• **Required task**: Write out every line of the records below verbatim, omitting the pictures.

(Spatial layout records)
+++

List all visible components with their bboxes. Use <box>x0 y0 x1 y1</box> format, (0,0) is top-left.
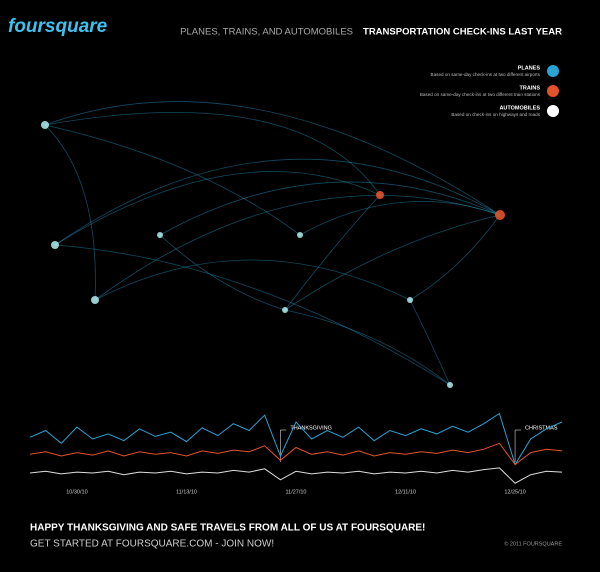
legend-icon <box>547 105 559 117</box>
legend-icon <box>547 65 559 77</box>
legend-name: TRAINS <box>520 85 541 91</box>
hub <box>51 241 59 249</box>
map <box>44 101 501 386</box>
legend-icon <box>547 85 559 97</box>
hub <box>376 191 384 199</box>
flight-arc <box>94 195 501 301</box>
flight-arc <box>299 201 501 236</box>
flight-arc <box>159 234 286 311</box>
flight-arc <box>44 124 96 301</box>
flight-arc <box>94 259 411 301</box>
x-tick-label: 11/13/10 <box>176 489 197 495</box>
hub <box>495 210 505 220</box>
x-tick-label: 11/27/10 <box>285 489 306 495</box>
hub <box>282 307 288 313</box>
series-line <box>29 412 563 466</box>
hub <box>41 121 49 129</box>
flight-arc <box>44 124 301 236</box>
map-hubs <box>41 121 505 388</box>
legend-description: Based on check-ins on highways and roads <box>451 112 540 117</box>
flight-arc <box>409 214 501 301</box>
flight-arc <box>284 194 381 311</box>
series-line <box>29 442 563 466</box>
hub <box>447 382 453 388</box>
flight-arc <box>44 101 501 216</box>
footer-cta[interactable]: GET STARTED AT FOURSQUARE.COM - JOIN NOW… <box>30 539 274 550</box>
legend-description: Based on same-day check-ins at two diffe… <box>431 72 541 77</box>
flight-arc <box>159 181 501 236</box>
legend-description: Based on same-day check-ins at two diffe… <box>420 92 541 97</box>
subtitle: PLANES, TRAINS, AND AUTOMOBILES <box>180 27 353 38</box>
flight-arc <box>54 171 381 246</box>
hub <box>297 232 303 238</box>
hub <box>157 232 163 238</box>
legend-name: AUTOMOBILES <box>499 105 540 111</box>
flight-arc <box>54 244 451 386</box>
x-tick-label: 12/25/10 <box>504 489 525 495</box>
series-line <box>29 467 563 484</box>
flight-arc <box>284 214 501 311</box>
legend-name: PLANES <box>518 65 541 71</box>
flight-arc <box>44 112 381 196</box>
x-tick-label: 10/30/10 <box>66 489 87 495</box>
title: TRANSPORTATION CHECK-INS LAST YEAR <box>363 27 562 38</box>
hub <box>91 296 99 304</box>
hub <box>407 297 413 303</box>
footer-message: HAPPY THANKSGIVING AND SAFE TRAVELS FROM… <box>30 523 425 534</box>
flight-arc <box>409 299 451 386</box>
annotation: THANKSGIVING <box>290 425 332 431</box>
flight-arc <box>54 158 501 246</box>
timeline-chart: 10/30/10 11/13/10 11/27/10 12/11/10 12/25/10… <box>29 412 563 495</box>
logo[interactable]: foursquare <box>8 16 108 37</box>
copyright: © 2011 FOURSQUARE <box>504 540 562 547</box>
flight-arc <box>284 309 451 386</box>
annotation: CHRISTMAS <box>525 425 558 431</box>
x-tick-label: 12/11/10 <box>395 489 416 495</box>
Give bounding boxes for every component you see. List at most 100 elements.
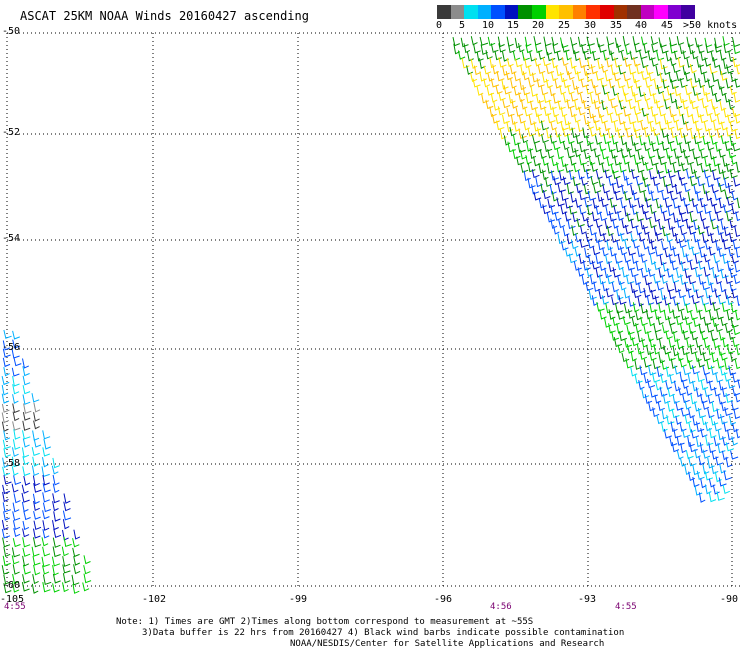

+++

• **Correct result**:
List all visible components with their bboxes. Use <box>x0 y0 x1 y1</box> format, (0,0) is top-left.
legend-icon <box>547 105 559 117</box>
legend-icon <box>547 65 559 77</box>
legend-name: TRAINS <box>520 85 541 91</box>
hub <box>51 241 59 249</box>
map <box>44 101 501 386</box>
legend-icon <box>547 85 559 97</box>
hub <box>376 191 384 199</box>
flight-arc <box>94 195 501 301</box>
flight-arc <box>299 201 501 236</box>
flight-arc <box>159 234 286 311</box>
flight-arc <box>44 124 96 301</box>
flight-arc <box>94 259 411 301</box>
x-tick-label: 11/13/10 <box>176 489 197 495</box>
hub <box>495 210 505 220</box>
x-tick-label: 11/27/10 <box>285 489 306 495</box>
hub <box>282 307 288 313</box>
series-line <box>29 412 563 466</box>
hub <box>41 121 49 129</box>
flight-arc <box>44 124 301 236</box>
map-hubs <box>41 121 505 388</box>
legend-description: Based on check-ins on highways and roads <box>451 112 540 117</box>
flight-arc <box>409 214 501 301</box>
flight-arc <box>284 194 381 311</box>
series-line <box>29 442 563 466</box>
hub <box>447 382 453 388</box>
flight-arc <box>44 101 501 216</box>
footer-cta[interactable]: GET STARTED AT FOURSQUARE.COM - JOIN NOW… <box>30 539 274 550</box>
legend-description: Based on same-day check-ins at two diffe… <box>431 72 541 77</box>
flight-arc <box>159 181 501 236</box>
legend-description: Based on same-day check-ins at two diffe… <box>420 92 541 97</box>
subtitle: PLANES, TRAINS, AND AUTOMOBILES <box>180 27 353 38</box>
flight-arc <box>54 171 381 246</box>
hub <box>297 232 303 238</box>
hub <box>157 232 163 238</box>
legend-name: AUTOMOBILES <box>499 105 540 111</box>
flight-arc <box>54 244 451 386</box>
x-tick-label: 12/25/10 <box>504 489 525 495</box>
series-line <box>29 467 563 484</box>
flight-arc <box>284 214 501 311</box>
legend-name: PLANES <box>518 65 541 71</box>
flight-arc <box>44 112 381 196</box>
x-tick-label: 10/30/10 <box>66 489 87 495</box>
title: TRANSPORTATION CHECK-INS LAST YEAR <box>363 27 562 38</box>
hub <box>91 296 99 304</box>
hub <box>407 297 413 303</box>
footer-message: HAPPY THANKSGIVING AND SAFE TRAVELS FROM… <box>30 523 425 534</box>
flight-arc <box>409 299 451 386</box>
annotation: THANKSGIVING <box>290 425 332 431</box>
flight-arc <box>54 158 501 246</box>
timeline-chart: 10/30/10 11/13/10 11/27/10 12/11/10 12/25/10… <box>29 412 563 495</box>
logo[interactable]: foursquare <box>8 16 108 37</box>
copyright: © 2011 FOURSQUARE <box>504 540 562 547</box>
flight-arc <box>284 309 451 386</box>
annotation: CHRISTMAS <box>525 425 558 431</box>
x-tick-label: 12/11/10 <box>395 489 416 495</box>
Give bounding boxes for every component you see. List at most 100 elements.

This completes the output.